For every line in the records that has the word "defined", make a copy.

>> BEGIN

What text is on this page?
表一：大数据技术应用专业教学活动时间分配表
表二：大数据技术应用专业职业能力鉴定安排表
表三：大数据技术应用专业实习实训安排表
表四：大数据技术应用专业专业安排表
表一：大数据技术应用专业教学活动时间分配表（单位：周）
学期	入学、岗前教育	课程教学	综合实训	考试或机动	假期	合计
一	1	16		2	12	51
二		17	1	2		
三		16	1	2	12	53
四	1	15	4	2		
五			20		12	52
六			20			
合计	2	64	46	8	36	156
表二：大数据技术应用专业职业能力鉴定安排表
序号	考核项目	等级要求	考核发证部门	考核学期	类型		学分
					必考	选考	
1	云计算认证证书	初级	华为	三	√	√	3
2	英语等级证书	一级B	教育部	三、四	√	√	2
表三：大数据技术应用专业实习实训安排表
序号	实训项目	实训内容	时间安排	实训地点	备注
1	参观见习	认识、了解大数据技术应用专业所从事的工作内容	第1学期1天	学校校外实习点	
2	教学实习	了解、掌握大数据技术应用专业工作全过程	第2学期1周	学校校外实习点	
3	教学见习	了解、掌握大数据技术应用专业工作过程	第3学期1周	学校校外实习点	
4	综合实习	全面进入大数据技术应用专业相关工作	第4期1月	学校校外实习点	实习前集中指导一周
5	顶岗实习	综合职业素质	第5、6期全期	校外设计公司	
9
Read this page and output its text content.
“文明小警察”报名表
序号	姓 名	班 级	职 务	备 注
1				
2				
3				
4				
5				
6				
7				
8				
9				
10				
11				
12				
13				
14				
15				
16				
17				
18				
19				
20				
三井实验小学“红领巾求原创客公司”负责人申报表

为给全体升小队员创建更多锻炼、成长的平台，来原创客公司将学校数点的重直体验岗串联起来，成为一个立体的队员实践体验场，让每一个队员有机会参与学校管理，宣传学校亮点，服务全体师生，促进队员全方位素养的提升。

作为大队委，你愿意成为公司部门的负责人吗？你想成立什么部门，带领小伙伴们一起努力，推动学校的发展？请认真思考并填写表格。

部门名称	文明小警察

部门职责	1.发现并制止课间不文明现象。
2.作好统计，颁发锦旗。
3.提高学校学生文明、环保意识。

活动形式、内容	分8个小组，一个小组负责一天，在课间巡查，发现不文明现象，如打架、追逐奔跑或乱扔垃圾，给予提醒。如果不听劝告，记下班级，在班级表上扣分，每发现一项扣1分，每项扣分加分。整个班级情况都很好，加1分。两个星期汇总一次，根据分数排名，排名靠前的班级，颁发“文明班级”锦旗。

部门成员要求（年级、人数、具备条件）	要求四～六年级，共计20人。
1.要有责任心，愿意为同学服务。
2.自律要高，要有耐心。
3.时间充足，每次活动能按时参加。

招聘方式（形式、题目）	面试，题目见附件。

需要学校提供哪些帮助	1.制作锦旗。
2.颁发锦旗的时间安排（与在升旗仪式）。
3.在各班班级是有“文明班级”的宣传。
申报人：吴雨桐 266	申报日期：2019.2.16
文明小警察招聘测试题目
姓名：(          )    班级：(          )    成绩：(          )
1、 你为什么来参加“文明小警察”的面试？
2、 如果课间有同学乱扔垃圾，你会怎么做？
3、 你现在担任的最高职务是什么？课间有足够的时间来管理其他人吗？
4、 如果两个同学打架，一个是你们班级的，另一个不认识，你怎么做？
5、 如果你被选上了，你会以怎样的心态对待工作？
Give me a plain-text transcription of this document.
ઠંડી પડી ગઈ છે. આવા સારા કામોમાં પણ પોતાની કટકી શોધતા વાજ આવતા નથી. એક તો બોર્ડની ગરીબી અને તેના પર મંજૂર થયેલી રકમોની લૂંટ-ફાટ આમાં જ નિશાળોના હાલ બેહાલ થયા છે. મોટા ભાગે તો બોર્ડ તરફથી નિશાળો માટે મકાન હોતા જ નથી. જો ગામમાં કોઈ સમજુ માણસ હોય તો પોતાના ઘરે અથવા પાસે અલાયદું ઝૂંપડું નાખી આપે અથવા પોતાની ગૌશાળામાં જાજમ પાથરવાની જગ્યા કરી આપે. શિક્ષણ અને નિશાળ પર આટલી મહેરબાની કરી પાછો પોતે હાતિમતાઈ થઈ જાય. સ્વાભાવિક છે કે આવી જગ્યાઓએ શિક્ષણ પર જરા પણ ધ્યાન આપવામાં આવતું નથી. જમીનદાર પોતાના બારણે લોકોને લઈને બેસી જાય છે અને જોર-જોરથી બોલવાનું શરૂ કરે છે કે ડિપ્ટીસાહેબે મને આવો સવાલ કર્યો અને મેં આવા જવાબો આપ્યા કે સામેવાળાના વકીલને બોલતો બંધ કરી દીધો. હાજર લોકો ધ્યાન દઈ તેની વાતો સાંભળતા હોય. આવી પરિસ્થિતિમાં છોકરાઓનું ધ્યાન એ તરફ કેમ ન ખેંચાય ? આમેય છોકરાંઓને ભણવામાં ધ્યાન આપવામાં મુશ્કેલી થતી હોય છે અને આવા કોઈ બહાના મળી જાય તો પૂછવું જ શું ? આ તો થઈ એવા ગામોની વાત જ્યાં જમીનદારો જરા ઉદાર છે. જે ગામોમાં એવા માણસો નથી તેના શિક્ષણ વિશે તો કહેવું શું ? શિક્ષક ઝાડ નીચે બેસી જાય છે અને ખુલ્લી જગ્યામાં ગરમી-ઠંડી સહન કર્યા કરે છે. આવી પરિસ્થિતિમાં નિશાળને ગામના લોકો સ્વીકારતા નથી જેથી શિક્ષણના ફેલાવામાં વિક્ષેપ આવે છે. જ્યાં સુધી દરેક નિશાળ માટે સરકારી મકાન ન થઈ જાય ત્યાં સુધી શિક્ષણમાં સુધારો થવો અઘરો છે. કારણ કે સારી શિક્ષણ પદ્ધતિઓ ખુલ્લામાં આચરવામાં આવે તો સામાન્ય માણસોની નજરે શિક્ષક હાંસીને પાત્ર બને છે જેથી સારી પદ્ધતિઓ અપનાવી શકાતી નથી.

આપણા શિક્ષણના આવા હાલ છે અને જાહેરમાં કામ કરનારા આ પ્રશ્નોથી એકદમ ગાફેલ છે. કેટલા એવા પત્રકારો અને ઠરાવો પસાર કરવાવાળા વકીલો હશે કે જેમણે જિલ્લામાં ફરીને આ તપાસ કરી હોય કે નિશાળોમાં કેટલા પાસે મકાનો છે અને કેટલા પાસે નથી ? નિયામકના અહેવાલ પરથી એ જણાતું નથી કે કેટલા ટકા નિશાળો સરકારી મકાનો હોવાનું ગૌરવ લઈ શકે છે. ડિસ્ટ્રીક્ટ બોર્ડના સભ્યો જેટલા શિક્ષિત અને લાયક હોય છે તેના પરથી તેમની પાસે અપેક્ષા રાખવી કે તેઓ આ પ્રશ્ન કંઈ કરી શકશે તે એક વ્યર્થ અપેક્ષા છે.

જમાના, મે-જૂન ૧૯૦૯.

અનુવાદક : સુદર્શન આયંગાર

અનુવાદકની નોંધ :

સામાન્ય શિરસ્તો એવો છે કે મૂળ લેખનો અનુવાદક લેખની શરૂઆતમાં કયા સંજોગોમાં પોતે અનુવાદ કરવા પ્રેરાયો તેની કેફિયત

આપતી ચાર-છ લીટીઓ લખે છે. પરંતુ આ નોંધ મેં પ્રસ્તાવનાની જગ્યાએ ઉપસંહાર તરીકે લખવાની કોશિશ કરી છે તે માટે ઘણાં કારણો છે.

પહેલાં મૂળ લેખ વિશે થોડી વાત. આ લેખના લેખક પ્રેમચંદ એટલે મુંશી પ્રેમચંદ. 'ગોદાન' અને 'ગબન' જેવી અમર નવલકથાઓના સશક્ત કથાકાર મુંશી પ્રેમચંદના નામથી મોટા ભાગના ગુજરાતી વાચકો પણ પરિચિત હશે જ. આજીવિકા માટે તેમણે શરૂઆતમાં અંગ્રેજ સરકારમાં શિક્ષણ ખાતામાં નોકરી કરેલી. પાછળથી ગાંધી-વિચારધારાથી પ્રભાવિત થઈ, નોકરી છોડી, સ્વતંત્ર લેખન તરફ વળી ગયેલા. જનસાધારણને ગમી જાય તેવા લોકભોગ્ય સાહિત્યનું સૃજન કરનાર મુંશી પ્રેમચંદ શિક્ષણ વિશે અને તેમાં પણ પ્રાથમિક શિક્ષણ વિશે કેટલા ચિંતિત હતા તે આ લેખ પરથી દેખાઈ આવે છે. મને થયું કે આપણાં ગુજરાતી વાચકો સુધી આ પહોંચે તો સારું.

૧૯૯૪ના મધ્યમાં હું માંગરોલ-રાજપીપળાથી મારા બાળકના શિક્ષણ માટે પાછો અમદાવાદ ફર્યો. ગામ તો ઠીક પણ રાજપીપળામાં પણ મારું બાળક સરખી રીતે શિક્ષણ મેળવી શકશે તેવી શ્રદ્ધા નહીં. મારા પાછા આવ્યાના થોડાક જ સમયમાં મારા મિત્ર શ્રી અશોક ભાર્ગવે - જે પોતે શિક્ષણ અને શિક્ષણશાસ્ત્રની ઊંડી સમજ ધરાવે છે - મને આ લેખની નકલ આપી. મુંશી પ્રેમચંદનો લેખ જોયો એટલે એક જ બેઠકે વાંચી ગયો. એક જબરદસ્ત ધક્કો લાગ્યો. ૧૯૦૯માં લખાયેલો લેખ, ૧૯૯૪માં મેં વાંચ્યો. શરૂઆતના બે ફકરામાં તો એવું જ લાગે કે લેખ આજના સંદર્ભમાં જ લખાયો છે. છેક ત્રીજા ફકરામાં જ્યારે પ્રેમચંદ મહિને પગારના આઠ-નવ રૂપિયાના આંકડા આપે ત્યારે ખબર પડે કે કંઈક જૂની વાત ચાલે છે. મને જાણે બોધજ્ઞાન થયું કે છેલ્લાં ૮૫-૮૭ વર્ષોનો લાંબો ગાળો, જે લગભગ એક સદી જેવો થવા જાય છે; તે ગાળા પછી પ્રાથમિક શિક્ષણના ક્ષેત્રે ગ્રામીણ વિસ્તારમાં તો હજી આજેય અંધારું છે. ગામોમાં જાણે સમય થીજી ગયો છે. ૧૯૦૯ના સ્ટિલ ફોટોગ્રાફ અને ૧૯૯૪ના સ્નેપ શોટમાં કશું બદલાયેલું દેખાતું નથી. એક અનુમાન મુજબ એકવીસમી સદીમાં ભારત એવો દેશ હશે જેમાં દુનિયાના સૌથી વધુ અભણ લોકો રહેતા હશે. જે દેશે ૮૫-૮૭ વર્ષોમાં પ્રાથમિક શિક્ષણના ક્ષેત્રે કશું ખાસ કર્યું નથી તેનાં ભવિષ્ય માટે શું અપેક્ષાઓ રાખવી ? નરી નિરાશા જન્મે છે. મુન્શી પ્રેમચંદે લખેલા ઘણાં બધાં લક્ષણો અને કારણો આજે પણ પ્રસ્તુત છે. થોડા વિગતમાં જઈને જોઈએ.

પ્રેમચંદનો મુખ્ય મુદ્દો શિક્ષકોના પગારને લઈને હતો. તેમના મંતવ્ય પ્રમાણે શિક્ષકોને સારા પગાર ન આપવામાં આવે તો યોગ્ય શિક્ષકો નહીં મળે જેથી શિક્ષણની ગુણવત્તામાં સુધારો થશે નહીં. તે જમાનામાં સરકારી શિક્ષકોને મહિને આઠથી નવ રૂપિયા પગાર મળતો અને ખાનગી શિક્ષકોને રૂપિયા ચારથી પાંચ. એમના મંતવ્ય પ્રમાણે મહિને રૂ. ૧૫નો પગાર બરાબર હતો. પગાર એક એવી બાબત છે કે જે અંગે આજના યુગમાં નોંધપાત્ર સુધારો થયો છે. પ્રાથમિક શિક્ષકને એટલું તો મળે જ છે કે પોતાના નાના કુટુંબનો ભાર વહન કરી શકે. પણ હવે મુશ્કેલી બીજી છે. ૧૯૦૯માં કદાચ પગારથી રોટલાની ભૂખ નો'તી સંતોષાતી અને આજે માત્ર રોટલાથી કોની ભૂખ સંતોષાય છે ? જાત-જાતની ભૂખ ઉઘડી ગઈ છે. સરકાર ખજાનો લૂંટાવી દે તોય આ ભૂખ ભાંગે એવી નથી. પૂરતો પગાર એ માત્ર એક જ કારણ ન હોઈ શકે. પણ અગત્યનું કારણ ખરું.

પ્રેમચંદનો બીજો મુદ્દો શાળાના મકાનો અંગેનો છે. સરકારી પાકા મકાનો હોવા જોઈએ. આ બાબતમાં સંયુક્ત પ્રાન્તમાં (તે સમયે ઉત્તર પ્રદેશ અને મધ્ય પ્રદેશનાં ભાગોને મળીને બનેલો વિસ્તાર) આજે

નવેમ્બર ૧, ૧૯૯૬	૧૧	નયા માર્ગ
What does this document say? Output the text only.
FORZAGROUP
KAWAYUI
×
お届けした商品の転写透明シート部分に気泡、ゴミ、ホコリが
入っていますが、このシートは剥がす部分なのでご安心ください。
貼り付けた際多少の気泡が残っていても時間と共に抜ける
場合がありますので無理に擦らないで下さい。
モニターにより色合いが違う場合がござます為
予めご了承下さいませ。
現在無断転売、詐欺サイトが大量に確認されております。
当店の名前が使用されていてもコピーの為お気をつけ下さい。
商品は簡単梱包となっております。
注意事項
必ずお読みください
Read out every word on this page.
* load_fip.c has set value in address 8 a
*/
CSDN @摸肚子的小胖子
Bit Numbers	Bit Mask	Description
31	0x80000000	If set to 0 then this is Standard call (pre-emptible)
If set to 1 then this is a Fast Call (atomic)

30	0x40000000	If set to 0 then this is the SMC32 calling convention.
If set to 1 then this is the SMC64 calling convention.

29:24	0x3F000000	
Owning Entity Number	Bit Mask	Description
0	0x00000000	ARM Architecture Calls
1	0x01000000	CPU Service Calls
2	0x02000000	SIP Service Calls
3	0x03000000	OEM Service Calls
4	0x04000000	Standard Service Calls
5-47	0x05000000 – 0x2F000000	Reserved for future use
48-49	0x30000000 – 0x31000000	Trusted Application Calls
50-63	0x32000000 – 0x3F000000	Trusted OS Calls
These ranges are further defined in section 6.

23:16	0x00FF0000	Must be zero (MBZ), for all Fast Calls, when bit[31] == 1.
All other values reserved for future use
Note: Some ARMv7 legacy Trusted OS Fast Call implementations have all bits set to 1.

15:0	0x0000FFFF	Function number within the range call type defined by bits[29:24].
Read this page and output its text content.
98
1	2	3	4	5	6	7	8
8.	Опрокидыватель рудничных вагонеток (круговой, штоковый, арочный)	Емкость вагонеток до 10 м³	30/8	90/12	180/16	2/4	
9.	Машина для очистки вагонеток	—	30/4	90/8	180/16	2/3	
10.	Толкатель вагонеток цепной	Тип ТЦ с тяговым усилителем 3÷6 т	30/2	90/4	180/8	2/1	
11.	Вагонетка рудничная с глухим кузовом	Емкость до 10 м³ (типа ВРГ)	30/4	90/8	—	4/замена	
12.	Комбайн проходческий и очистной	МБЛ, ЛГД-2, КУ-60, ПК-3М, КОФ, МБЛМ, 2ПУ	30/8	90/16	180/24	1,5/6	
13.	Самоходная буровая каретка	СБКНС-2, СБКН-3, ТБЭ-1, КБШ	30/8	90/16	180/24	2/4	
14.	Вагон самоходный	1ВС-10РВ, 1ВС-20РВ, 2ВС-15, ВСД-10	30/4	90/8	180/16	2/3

>> END

### Answer to the task
These ranges are further defined in section 6.
15:0	0x0000FFFF	Function number within the range call type defined by bits[29:24].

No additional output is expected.